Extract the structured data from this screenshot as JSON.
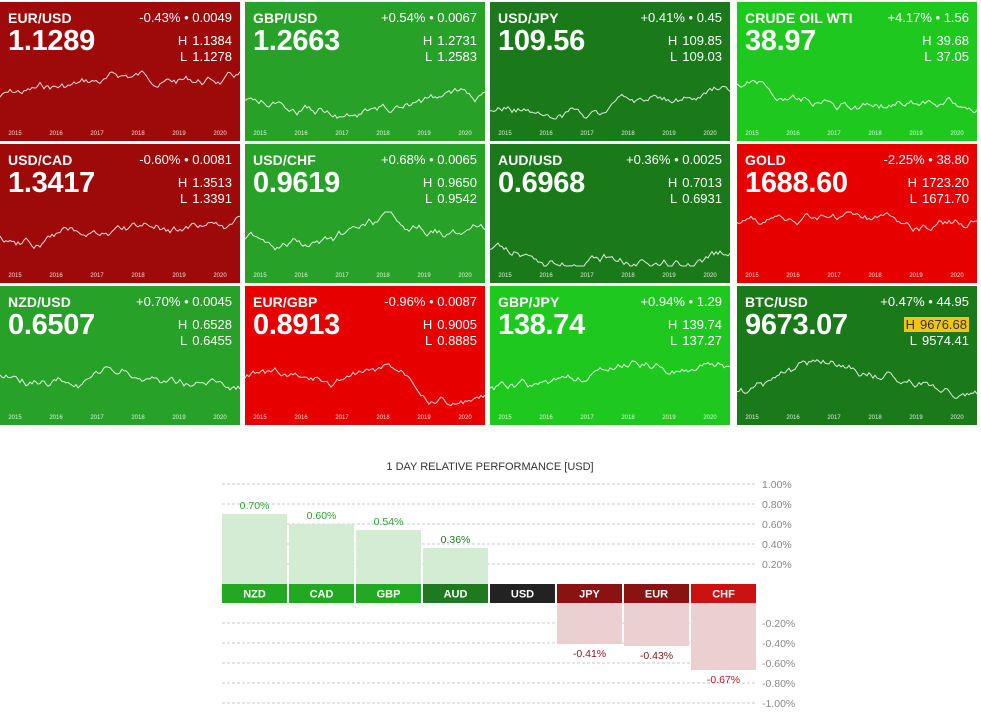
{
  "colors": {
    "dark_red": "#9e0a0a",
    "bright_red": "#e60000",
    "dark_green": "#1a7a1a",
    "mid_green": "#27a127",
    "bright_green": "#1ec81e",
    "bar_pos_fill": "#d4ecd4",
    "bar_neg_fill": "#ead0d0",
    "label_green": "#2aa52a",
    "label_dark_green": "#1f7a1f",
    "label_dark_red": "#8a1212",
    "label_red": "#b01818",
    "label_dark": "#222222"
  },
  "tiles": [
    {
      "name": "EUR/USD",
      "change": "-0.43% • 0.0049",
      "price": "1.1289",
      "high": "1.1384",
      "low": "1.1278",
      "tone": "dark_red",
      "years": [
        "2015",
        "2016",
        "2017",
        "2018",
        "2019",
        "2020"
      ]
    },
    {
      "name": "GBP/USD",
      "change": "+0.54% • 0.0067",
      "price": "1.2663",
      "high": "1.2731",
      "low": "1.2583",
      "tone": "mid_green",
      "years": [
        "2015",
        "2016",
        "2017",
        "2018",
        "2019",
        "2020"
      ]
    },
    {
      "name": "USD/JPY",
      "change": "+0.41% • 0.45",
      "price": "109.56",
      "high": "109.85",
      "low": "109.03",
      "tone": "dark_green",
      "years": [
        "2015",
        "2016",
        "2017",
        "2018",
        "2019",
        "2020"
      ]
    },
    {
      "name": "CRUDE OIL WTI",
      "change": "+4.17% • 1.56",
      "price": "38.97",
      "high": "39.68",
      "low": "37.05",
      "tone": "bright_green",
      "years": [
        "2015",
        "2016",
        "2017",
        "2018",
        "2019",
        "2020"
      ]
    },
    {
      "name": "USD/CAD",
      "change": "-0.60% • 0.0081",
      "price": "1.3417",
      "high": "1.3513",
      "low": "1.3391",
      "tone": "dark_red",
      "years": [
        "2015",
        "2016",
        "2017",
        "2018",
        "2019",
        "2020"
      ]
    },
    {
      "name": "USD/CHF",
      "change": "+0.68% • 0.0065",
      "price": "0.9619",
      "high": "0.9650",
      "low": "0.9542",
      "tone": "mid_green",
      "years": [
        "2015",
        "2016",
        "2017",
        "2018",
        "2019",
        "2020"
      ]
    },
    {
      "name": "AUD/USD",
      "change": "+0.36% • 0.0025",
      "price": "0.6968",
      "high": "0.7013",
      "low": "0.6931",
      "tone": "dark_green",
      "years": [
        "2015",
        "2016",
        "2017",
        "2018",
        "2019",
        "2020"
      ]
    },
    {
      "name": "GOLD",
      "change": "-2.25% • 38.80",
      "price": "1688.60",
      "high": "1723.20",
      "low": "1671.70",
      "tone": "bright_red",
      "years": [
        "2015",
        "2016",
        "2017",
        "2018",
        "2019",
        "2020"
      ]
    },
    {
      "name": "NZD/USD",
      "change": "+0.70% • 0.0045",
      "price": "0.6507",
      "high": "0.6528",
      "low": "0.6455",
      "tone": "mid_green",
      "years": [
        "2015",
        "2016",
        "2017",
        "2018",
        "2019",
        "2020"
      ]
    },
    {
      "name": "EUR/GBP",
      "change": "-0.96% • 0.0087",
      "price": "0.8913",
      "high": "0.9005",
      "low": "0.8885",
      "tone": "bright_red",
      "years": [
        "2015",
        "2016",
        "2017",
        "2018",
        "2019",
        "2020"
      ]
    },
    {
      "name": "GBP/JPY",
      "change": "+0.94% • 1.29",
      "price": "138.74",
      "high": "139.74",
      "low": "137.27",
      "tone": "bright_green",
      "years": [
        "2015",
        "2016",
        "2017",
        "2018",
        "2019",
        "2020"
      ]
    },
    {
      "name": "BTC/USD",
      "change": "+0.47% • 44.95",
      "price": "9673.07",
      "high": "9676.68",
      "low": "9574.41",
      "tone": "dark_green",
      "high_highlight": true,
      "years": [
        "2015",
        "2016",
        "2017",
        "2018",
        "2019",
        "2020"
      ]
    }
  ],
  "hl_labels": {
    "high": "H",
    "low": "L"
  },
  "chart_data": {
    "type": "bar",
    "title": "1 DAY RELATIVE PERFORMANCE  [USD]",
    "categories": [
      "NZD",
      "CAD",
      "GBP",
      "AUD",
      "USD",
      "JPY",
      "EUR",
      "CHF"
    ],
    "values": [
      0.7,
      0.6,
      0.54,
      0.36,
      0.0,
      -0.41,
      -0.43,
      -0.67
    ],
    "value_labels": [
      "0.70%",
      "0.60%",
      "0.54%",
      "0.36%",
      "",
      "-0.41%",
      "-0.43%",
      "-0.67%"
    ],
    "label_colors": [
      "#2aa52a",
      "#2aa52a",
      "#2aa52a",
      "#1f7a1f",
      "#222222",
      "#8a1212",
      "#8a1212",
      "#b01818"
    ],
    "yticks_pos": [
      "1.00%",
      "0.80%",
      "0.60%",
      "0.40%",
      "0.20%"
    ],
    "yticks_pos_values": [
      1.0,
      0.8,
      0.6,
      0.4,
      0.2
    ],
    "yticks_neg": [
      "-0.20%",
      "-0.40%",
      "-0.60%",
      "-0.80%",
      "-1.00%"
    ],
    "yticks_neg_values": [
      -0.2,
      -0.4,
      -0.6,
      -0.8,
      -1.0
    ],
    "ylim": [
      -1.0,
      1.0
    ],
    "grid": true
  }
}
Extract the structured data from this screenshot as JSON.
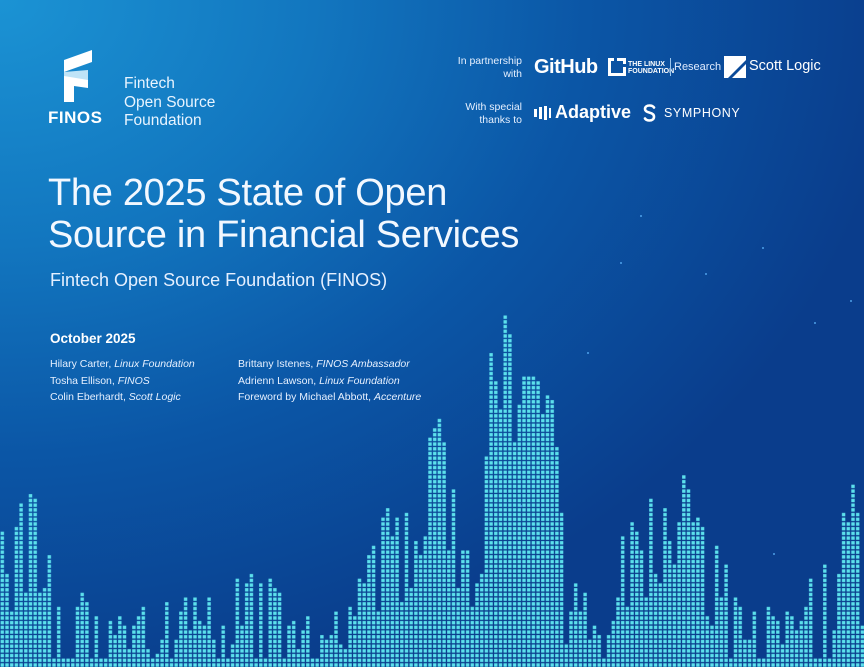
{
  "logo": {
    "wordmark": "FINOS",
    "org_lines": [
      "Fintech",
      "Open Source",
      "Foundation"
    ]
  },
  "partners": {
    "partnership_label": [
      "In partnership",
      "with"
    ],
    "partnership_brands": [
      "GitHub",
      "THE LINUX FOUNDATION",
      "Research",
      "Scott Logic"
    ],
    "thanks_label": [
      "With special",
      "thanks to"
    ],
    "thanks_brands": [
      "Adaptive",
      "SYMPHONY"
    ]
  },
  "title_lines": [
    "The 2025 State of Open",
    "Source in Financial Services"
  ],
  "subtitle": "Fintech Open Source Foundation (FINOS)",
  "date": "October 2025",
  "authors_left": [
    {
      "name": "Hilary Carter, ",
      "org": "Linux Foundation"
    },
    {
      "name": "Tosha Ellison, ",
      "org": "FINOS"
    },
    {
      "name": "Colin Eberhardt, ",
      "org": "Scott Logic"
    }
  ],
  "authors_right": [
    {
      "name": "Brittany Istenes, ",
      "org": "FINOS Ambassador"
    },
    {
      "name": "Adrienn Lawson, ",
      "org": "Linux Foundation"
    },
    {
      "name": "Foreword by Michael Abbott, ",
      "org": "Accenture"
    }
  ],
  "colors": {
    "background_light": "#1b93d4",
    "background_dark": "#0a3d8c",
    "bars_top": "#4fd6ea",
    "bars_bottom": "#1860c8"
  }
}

^^^^^^^^

Return the material exactly as given, apart from the pictures.

REPLY TO THE EXERCISE:
Extract the structured data from this screenshot as JSON.
{
  "colors": {
    "dark_red": "#9e0a0a",
    "bright_red": "#e60000",
    "dark_green": "#1a7a1a",
    "mid_green": "#27a127",
    "bright_green": "#1ec81e",
    "bar_pos_fill": "#d4ecd4",
    "bar_neg_fill": "#ead0d0",
    "label_green": "#2aa52a",
    "label_dark_green": "#1f7a1f",
    "label_dark_red": "#8a1212",
    "label_red": "#b01818",
    "label_dark": "#222222"
  },
  "tiles": [
    {
      "name": "EUR/USD",
      "change": "-0.43% • 0.0049",
      "price": "1.1289",
      "high": "1.1384",
      "low": "1.1278",
      "tone": "dark_red",
      "years": [
        "2015",
        "2016",
        "2017",
        "2018",
        "2019",
        "2020"
      ]
    },
    {
      "name": "GBP/USD",
      "change": "+0.54% • 0.0067",
      "price": "1.2663",
      "high": "1.2731",
      "low": "1.2583",
      "tone": "mid_green",
      "years": [
        "2015",
        "2016",
        "2017",
        "2018",
        "2019",
        "2020"
      ]
    },
    {
      "name": "USD/JPY",
      "change": "+0.41% • 0.45",
      "price": "109.56",
      "high": "109.85",
      "low": "109.03",
      "tone": "dark_green",
      "years": [
        "2015",
        "2016",
        "2017",
        "2018",
        "2019",
        "2020"
      ]
    },
    {
      "name": "CRUDE OIL WTI",
      "change": "+4.17% • 1.56",
      "price": "38.97",
      "high": "39.68",
      "low": "37.05",
      "tone": "bright_green",
      "years": [
        "2015",
        "2016",
        "2017",
        "2018",
        "2019",
        "2020"
      ]
    },
    {
      "name": "USD/CAD",
      "change": "-0.60% • 0.0081",
      "price": "1.3417",
      "high": "1.3513",
      "low": "1.3391",
      "tone": "dark_red",
      "years": [
        "2015",
        "2016",
        "2017",
        "2018",
        "2019",
        "2020"
      ]
    },
    {
      "name": "USD/CHF",
      "change": "+0.68% • 0.0065",
      "price": "0.9619",
      "high": "0.9650",
      "low": "0.9542",
      "tone": "mid_green",
      "years": [
        "2015",
        "2016",
        "2017",
        "2018",
        "2019",
        "2020"
      ]
    },
    {
      "name": "AUD/USD",
      "change": "+0.36% • 0.0025",
      "price": "0.6968",
      "high": "0.7013",
      "low": "0.6931",
      "tone": "dark_green",
      "years": [
        "2015",
        "2016",
        "2017",
        "2018",
        "2019",
        "2020"
      ]
    },
    {
      "name": "GOLD",
      "change": "-2.25% • 38.80",
      "price": "1688.60",
      "high": "1723.20",
      "low": "1671.70",
      "tone": "bright_red",
      "years": [
        "2015",
        "2016",
        "2017",
        "2018",
        "2019",
        "2020"
      ]
    },
    {
      "name": "NZD/USD",
      "change": "+0.70% • 0.0045",
      "price": "0.6507",
      "high": "0.6528",
      "low": "0.6455",
      "tone": "mid_green",
      "years": [
        "2015",
        "2016",
        "2017",
        "2018",
        "2019",
        "2020"
      ]
    },
    {
      "name": "EUR/GBP",
      "change": "-0.96% • 0.0087",
      "price": "0.8913",
      "high": "0.9005",
      "low": "0.8885",
      "tone": "bright_red",
      "years": [
        "2015",
        "2016",
        "2017",
        "2018",
        "2019",
        "2020"
      ]
    },
    {
      "name": "GBP/JPY",
      "change": "+0.94% • 1.29",
      "price": "138.74",
      "high": "139.74",
      "low": "137.27",
      "tone": "bright_green",
      "years": [
        "2015",
        "2016",
        "2017",
        "2018",
        "2019",
        "2020"
      ]
    },
    {
      "name": "BTC/USD",
      "change": "+0.47% • 44.95",
      "price": "9673.07",
      "high": "9676.68",
      "low": "9574.41",
      "tone": "dark_green",
      "high_highlight": true,
      "years": [
        "2015",
        "2016",
        "2017",
        "2018",
        "2019",
        "2020"
      ]
    }
  ],
  "hl_labels": {
    "high": "H",
    "low": "L"
  },
  "chart_data": {
    "type": "bar",
    "title": "1 DAY RELATIVE PERFORMANCE  [USD]",
    "categories": [
      "NZD",
      "CAD",
      "GBP",
      "AUD",
      "USD",
      "JPY",
      "EUR",
      "CHF"
    ],
    "values": [
      0.7,
      0.6,
      0.54,
      0.36,
      0.0,
      -0.41,
      -0.43,
      -0.67
    ],
    "value_labels": [
      "0.70%",
      "0.60%",
      "0.54%",
      "0.36%",
      "",
      "-0.41%",
      "-0.43%",
      "-0.67%"
    ],
    "label_colors": [
      "#2aa52a",
      "#2aa52a",
      "#2aa52a",
      "#1f7a1f",
      "#222222",
      "#8a1212",
      "#8a1212",
      "#b01818"
    ],
    "yticks_pos": [
      "1.00%",
      "0.80%",
      "0.60%",
      "0.40%",
      "0.20%"
    ],
    "yticks_pos_values": [
      1.0,
      0.8,
      0.6,
      0.4,
      0.2
    ],
    "yticks_neg": [
      "-0.20%",
      "-0.40%",
      "-0.60%",
      "-0.80%",
      "-1.00%"
    ],
    "yticks_neg_values": [
      -0.2,
      -0.4,
      -0.6,
      -0.8,
      -1.0
    ],
    "ylim": [
      -1.0,
      1.0
    ],
    "grid": true
  }
}
Extract the structured data from this screenshot as JSON.
{
  "logo": {
    "wordmark": "FINOS",
    "org_lines": [
      "Fintech",
      "Open Source",
      "Foundation"
    ]
  },
  "partners": {
    "partnership_label": [
      "In partnership",
      "with"
    ],
    "partnership_brands": [
      "GitHub",
      "THE LINUX FOUNDATION",
      "Research",
      "Scott Logic"
    ],
    "thanks_label": [
      "With special",
      "thanks to"
    ],
    "thanks_brands": [
      "Adaptive",
      "SYMPHONY"
    ]
  },
  "title_lines": [
    "The 2025 State of Open",
    "Source in Financial Services"
  ],
  "subtitle": "Fintech Open Source Foundation (FINOS)",
  "date": "October 2025",
  "authors_left": [
    {
      "name": "Hilary Carter, ",
      "org": "Linux Foundation"
    },
    {
      "name": "Tosha Ellison, ",
      "org": "FINOS"
    },
    {
      "name": "Colin Eberhardt, ",
      "org": "Scott Logic"
    }
  ],
  "authors_right": [
    {
      "name": "Brittany Istenes, ",
      "org": "FINOS Ambassador"
    },
    {
      "name": "Adrienn Lawson, ",
      "org": "Linux Foundation"
    },
    {
      "name": "Foreword by Michael Abbott, ",
      "org": "Accenture"
    }
  ],
  "colors": {
    "background_light": "#1b93d4",
    "background_dark": "#0a3d8c",
    "bars_top": "#4fd6ea",
    "bars_bottom": "#1860c8"
  }
}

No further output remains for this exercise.